**OBJECTIVE:** Reproduce every entry in the listing without alteration.

**PROVIDED INFORMATION:**
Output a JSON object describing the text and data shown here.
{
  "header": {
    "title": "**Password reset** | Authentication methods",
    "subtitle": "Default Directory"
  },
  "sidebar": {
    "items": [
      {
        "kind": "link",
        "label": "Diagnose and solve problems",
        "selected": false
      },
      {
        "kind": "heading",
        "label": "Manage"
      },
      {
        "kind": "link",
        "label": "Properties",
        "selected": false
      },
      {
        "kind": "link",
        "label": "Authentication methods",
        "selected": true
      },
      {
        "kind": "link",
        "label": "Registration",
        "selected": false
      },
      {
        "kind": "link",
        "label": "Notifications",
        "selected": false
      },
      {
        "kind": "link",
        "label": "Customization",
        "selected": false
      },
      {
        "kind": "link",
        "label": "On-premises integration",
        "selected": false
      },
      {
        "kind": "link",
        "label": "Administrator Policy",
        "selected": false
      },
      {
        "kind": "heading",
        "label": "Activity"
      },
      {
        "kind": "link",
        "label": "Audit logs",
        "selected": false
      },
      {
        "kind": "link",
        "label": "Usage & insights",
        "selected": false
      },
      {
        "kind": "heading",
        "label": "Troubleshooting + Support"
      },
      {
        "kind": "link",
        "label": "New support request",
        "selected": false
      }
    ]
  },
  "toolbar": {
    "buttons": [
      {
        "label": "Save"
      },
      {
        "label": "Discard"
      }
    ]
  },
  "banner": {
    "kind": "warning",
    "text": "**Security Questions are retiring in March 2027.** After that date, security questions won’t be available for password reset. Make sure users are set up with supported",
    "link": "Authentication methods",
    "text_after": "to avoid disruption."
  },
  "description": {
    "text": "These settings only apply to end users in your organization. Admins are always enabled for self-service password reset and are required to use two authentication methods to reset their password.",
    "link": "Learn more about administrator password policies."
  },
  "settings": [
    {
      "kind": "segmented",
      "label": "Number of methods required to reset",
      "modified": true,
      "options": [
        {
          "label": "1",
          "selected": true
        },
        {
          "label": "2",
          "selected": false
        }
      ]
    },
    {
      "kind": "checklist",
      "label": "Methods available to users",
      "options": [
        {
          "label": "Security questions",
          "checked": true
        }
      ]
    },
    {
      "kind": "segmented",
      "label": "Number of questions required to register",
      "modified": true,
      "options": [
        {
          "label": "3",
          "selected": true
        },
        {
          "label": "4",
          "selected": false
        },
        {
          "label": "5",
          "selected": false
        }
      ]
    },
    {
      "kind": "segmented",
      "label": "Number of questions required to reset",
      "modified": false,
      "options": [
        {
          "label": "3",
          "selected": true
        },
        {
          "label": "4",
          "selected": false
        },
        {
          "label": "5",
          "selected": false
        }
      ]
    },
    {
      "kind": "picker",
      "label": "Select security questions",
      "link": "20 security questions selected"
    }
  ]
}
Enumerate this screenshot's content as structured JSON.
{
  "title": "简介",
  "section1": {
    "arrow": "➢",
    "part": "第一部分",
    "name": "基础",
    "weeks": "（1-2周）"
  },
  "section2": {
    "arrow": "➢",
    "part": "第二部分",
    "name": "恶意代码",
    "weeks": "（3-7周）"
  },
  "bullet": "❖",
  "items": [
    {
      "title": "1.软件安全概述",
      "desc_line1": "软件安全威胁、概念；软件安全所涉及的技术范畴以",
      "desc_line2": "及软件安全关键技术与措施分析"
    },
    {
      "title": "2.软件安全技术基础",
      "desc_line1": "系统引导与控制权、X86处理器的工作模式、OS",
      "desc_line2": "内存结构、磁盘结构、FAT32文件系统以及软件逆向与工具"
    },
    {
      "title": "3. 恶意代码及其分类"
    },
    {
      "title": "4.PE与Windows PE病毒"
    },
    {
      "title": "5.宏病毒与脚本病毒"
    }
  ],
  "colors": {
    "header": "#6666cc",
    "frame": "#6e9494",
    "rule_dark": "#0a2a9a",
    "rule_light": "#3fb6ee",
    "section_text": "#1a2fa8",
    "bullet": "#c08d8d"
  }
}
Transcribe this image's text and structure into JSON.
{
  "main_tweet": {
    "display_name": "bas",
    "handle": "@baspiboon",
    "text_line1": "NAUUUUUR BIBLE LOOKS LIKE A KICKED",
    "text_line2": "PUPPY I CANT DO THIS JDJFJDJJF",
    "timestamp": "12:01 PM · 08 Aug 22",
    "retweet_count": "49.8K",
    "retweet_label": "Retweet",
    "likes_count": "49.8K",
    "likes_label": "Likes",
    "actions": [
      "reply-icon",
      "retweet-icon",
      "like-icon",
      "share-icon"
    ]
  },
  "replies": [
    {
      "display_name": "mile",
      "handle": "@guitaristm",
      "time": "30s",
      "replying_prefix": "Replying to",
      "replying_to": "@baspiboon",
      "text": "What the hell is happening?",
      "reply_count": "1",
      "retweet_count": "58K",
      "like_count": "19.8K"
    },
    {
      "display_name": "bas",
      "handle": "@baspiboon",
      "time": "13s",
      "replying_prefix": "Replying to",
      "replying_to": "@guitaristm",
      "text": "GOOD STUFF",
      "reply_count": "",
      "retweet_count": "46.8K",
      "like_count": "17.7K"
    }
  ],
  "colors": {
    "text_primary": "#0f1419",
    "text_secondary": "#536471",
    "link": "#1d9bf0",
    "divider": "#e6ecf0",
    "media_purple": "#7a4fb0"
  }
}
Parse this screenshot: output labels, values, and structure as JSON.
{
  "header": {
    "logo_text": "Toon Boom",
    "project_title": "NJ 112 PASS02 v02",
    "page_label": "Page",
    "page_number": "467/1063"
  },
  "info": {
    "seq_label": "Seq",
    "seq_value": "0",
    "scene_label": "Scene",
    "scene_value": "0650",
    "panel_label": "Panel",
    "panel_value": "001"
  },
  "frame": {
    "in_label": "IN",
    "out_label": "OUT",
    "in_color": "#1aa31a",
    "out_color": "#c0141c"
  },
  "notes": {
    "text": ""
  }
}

**WORKED ANSWER:**
Output a JSON object describing the text and data shown here.
{
  "header": {
    "title": "**Password reset** | Authentication methods",
    "subtitle": "Default Directory"
  },
  "sidebar": {
    "items": [
      {
        "kind": "link",
        "label": "Diagnose and solve problems",
        "selected": false
      },
      {
        "kind": "heading",
        "label": "Manage"
      },
      {
        "kind": "link",
        "label": "Properties",
        "selected": false
      },
      {
        "kind": "link",
        "label": "Authentication methods",
        "selected": true
      },
      {
        "kind": "link",
        "label": "Registration",
        "selected": false
      },
      {
        "kind": "link",
        "label": "Notifications",
        "selected": false
      },
      {
        "kind": "link",
        "label": "Customization",
        "selected": false
      },
      {
        "kind": "link",
        "label": "On-premises integration",
        "selected": false
      },
      {
        "kind": "link",
        "label": "Administrator Policy",
        "selected": false
      },
      {
        "kind": "heading",
        "label": "Activity"
      },
      {
        "kind": "link",
        "label": "Audit logs",
        "selected": false
      },
      {
        "kind": "link",
        "label": "Usage & insights",
        "selected": false
      },
      {
        "kind": "heading",
        "label": "Troubleshooting + Support"
      },
      {
        "kind": "link",
        "label": "New support request",
        "selected": false
      }
    ]
  },
  "toolbar": {
    "buttons": [
      {
        "label": "Save"
      },
      {
        "label": "Discard"
      }
    ]
  },
  "banner": {
    "kind": "warning",
    "text": "**Security Questions are retiring in March 2027.** After that date, security questions won’t be available for password reset. Make sure users are set up with supported",
    "link": "Authentication methods",
    "text_after": "to avoid disruption."
  },
  "description": {
    "text": "These settings only apply to end users in your organization. Admins are always enabled for self-service password reset and are required to use two authentication methods to reset their password.",
    "link": "Learn more about administrator password policies."
  },
  "settings": [
    {
      "kind": "segmented",
      "label": "Number of methods required to reset",
      "modified": true,
      "options": [
        {
          "label": "1",
          "selected": true
        },
        {
          "label": "2",
          "selected": false
        }
      ]
    },
    {
      "kind": "checklist",
      "label": "Methods available to users",
      "options": [
        {
          "label": "Security questions",
          "checked": true
        }
      ]
    },
    {
      "kind": "segmented",
      "label": "Number of questions required to register",
      "modified": true,
      "options": [
        {
          "label": "3",
          "selected": true
        },
        {
          "label": "4",
          "selected": false
        },
        {
          "label": "5",
          "selected": false
        }
      ]
    },
    {
      "kind": "segmented",
      "label": "Number of questions required to reset",
      "modified": false,
      "options": [
        {
          "label": "3",
          "selected": true
        },
        {
          "label": "4",
          "selected": false
        },
        {
          "label": "5",
          "selected": false
        }
      ]
    },
    {
      "kind": "picker",
      "label": "Select security questions",
      "link": "20 security questions selected"
    }
  ]
}
Enumerate this screenshot's content as structured JSON.
{
  "title": "简介",
  "section1": {
    "arrow": "➢",
    "part": "第一部分",
    "name": "基础",
    "weeks": "（1-2周）"
  },
  "section2": {
    "arrow": "➢",
    "part": "第二部分",
    "name": "恶意代码",
    "weeks": "（3-7周）"
  },
  "bullet": "❖",
  "items": [
    {
      "title": "1.软件安全概述",
      "desc_line1": "软件安全威胁、概念；软件安全所涉及的技术范畴以",
      "desc_line2": "及软件安全关键技术与措施分析"
    },
    {
      "title": "2.软件安全技术基础",
      "desc_line1": "系统引导与控制权、X86处理器的工作模式、OS",
      "desc_line2": "内存结构、磁盘结构、FAT32文件系统以及软件逆向与工具"
    },
    {
      "title": "3. 恶意代码及其分类"
    },
    {
      "title": "4.PE与Windows PE病毒"
    },
    {
      "title": "5.宏病毒与脚本病毒"
    }
  ],
  "colors": {
    "header": "#6666cc",
    "frame": "#6e9494",
    "rule_dark": "#0a2a9a",
    "rule_light": "#3fb6ee",
    "section_text": "#1a2fa8",
    "bullet": "#c08d8d"
  }
}
Transcribe this image's text and structure into JSON.
{
  "main_tweet": {
    "display_name": "bas",
    "handle": "@baspiboon",
    "text_line1": "NAUUUUUR BIBLE LOOKS LIKE A KICKED",
    "text_line2": "PUPPY I CANT DO THIS JDJFJDJJF",
    "timestamp": "12:01 PM · 08 Aug 22",
    "retweet_count": "49.8K",
    "retweet_label": "Retweet",
    "likes_count": "49.8K",
    "likes_label": "Likes",
    "actions": [
      "reply-icon",
      "retweet-icon",
      "like-icon",
      "share-icon"
    ]
  },
  "replies": [
    {
      "display_name": "mile",
      "handle": "@guitaristm",
      "time": "30s",
      "replying_prefix": "Replying to",
      "replying_to": "@baspiboon",
      "text": "What the hell is happening?",
      "reply_count": "1",
      "retweet_count": "58K",
      "like_count": "19.8K"
    },
    {
      "display_name": "bas",
      "handle": "@baspiboon",
      "time": "13s",
      "replying_prefix": "Replying to",
      "replying_to": "@guitaristm",
      "text": "GOOD STUFF",
      "reply_count": "",
      "retweet_count": "46.8K",
      "like_count": "17.7K"
    }
  ],
  "colors": {
    "text_primary": "#0f1419",
    "text_secondary": "#536471",
    "link": "#1d9bf0",
    "divider": "#e6ecf0",
    "media_purple": "#7a4fb0"
  }
}
Parse this screenshot: output labels, values, and structure as JSON.
{
  "header": {
    "logo_text": "Toon Boom",
    "project_title": "NJ 112 PASS02 v02",
    "page_label": "Page",
    "page_number": "467/1063"
  },
  "info": {
    "seq_label": "Seq",
    "seq_value": "0",
    "scene_label": "Scene",
    "scene_value": "0650",
    "panel_label": "Panel",
    "panel_value": "001"
  },
  "frame": {
    "in_label": "IN",
    "out_label": "OUT",
    "in_color": "#1aa31a",
    "out_color": "#c0141c"
  },
  "notes": {
    "text": ""
  }
}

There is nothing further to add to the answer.